GIVEN PROBLEM:
Gather the lines below that include the string "crearon", copying each in full.

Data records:

◇ ◇ ◇ ◇ ◇ ◇ ◇

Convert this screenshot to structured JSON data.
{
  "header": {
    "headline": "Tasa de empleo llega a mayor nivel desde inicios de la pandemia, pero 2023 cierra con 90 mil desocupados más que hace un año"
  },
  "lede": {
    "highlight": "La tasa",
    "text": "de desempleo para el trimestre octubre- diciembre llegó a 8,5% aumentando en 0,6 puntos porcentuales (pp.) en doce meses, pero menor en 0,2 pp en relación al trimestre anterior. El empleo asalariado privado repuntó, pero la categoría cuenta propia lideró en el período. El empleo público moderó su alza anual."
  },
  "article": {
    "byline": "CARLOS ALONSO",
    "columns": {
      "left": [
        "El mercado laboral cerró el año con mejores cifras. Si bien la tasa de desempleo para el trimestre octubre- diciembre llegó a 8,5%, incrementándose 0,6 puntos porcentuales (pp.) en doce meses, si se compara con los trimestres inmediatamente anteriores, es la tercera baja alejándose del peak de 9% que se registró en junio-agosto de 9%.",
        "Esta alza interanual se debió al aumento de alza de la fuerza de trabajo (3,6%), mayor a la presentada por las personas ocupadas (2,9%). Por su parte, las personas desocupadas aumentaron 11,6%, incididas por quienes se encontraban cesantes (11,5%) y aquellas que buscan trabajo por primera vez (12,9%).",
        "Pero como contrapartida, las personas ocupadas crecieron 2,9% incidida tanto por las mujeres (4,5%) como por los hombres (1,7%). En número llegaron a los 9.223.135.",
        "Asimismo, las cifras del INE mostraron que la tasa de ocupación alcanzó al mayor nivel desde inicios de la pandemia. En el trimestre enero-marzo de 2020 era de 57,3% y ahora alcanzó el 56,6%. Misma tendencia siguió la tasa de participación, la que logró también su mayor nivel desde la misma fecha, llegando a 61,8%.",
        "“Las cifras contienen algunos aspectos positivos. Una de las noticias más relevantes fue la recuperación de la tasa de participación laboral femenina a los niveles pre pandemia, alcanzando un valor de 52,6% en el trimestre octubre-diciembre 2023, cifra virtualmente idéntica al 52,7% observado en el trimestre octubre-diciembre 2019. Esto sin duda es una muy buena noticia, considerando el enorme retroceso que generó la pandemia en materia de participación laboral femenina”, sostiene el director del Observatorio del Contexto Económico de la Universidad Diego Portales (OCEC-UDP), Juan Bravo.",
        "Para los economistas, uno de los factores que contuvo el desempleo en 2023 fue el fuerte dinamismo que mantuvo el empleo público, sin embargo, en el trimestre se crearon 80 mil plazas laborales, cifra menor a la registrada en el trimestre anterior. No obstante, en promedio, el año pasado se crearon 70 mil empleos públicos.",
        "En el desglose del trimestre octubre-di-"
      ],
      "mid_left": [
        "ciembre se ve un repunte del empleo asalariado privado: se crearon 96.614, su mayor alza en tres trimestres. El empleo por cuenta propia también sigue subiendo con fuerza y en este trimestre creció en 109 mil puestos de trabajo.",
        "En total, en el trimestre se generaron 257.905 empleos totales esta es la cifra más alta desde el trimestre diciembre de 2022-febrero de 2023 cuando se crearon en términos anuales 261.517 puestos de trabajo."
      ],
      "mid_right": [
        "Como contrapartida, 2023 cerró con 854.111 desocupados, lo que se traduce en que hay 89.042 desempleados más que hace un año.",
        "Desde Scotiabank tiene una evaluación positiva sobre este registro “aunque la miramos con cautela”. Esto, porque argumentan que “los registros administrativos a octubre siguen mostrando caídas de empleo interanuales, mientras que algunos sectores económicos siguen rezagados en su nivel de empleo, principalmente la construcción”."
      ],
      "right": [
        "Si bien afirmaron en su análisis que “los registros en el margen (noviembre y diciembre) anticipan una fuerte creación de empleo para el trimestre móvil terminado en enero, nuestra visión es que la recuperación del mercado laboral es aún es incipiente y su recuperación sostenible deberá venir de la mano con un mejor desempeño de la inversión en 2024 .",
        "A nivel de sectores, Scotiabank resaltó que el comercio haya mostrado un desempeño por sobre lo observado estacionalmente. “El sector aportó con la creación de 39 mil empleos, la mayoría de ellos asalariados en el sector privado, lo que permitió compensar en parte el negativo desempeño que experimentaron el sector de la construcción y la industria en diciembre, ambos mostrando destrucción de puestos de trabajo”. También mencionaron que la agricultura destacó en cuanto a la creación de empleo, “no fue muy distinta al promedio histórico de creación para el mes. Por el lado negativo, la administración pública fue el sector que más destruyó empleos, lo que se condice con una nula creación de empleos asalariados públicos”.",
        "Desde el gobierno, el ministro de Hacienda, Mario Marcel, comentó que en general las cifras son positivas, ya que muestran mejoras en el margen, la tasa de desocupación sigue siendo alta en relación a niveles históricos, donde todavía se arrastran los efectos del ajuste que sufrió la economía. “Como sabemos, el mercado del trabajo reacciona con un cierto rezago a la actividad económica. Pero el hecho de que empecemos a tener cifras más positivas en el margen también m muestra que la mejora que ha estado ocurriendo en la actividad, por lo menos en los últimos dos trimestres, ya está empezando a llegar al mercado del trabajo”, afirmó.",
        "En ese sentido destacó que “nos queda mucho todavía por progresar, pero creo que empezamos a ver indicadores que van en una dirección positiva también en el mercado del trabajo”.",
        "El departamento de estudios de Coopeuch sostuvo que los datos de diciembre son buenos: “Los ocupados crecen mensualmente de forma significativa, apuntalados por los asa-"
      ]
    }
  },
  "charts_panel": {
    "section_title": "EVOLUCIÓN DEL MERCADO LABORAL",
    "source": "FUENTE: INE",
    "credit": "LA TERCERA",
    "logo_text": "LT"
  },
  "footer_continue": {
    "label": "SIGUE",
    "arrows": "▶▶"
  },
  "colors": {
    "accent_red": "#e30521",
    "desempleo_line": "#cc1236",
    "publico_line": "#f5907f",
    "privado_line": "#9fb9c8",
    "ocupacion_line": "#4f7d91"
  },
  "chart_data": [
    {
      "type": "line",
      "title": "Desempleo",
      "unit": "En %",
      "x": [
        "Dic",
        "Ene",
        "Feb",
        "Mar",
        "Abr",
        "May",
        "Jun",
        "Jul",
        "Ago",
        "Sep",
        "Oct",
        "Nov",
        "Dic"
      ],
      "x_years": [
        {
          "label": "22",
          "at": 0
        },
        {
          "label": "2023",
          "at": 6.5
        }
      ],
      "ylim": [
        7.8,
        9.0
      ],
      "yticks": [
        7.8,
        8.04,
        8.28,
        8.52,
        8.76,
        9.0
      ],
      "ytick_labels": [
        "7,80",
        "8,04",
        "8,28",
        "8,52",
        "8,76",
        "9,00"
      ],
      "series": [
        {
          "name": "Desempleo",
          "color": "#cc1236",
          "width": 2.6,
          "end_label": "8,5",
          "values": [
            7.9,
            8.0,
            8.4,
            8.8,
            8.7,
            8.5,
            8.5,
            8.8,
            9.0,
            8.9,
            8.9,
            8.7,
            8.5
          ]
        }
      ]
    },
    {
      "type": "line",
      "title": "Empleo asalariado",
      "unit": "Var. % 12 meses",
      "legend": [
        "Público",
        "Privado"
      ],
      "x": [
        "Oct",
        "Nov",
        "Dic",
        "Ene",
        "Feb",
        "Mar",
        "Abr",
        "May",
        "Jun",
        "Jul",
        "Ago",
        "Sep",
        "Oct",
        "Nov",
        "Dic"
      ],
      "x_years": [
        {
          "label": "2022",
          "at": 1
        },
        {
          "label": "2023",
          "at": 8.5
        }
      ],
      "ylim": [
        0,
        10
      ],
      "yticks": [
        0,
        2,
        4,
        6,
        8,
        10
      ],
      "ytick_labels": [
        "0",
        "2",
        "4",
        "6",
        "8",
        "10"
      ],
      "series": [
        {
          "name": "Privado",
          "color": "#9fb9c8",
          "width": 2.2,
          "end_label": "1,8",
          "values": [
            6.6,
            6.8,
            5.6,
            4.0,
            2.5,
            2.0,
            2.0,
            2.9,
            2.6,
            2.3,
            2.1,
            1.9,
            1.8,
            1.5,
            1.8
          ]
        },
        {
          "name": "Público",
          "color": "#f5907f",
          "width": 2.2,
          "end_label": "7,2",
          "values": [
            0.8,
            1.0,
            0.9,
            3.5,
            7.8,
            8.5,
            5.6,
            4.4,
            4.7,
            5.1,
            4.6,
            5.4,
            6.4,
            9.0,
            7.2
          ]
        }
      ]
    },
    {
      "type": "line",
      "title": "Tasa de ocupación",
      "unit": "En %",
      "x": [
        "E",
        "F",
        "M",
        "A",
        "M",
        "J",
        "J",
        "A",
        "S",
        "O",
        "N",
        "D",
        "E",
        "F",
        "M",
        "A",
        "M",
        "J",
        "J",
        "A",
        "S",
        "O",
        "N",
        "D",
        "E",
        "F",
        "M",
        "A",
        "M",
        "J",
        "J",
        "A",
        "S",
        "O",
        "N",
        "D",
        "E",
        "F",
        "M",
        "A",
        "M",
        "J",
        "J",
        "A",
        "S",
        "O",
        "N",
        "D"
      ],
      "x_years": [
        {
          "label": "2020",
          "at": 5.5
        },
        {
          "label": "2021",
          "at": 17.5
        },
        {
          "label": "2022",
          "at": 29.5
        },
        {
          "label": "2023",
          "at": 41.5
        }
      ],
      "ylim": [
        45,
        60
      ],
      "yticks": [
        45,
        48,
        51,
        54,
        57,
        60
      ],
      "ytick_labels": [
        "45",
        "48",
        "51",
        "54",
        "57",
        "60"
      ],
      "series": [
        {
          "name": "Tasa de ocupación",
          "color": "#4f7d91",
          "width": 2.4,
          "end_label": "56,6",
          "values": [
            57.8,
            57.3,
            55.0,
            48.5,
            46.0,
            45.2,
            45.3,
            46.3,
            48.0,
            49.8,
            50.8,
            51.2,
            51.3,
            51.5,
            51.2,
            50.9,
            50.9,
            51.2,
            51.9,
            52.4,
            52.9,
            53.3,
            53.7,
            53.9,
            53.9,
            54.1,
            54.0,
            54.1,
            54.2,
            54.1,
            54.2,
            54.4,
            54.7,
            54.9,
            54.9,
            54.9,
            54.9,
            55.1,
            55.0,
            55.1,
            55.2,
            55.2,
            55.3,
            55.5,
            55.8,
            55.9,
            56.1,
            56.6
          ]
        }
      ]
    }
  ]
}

◇ ◇ ◇ ◇ ◇ ◇ ◇

FULL RESPONSE:
        "Para los economistas, uno de los factores que contuvo el desempleo en 2023 fue el fuerte dinamismo que mantuvo el empleo público, sin embargo, en el trimestre se crearon 80 mil plazas laborales, cifra menor a la registrada en el trimestre anterior. No obstante, en promedio, el año pasado se crearon 70 mil empleos públicos.",
        "ciembre se ve un repunte del empleo asalariado privado: se crearon 96.614, su mayor alza en tres trimestres. El empleo por cuenta propia también sigue subiendo con fuerza y en este trimestre creció en 109 mil puestos de trabajo.",
        "En total, en el trimestre se generaron 257.905 empleos totales esta es la cifra más alta desde el trimestre diciembre de 2022-febrero de 2023 cuando se crearon en términos anuales 261.517 puestos de trabajo."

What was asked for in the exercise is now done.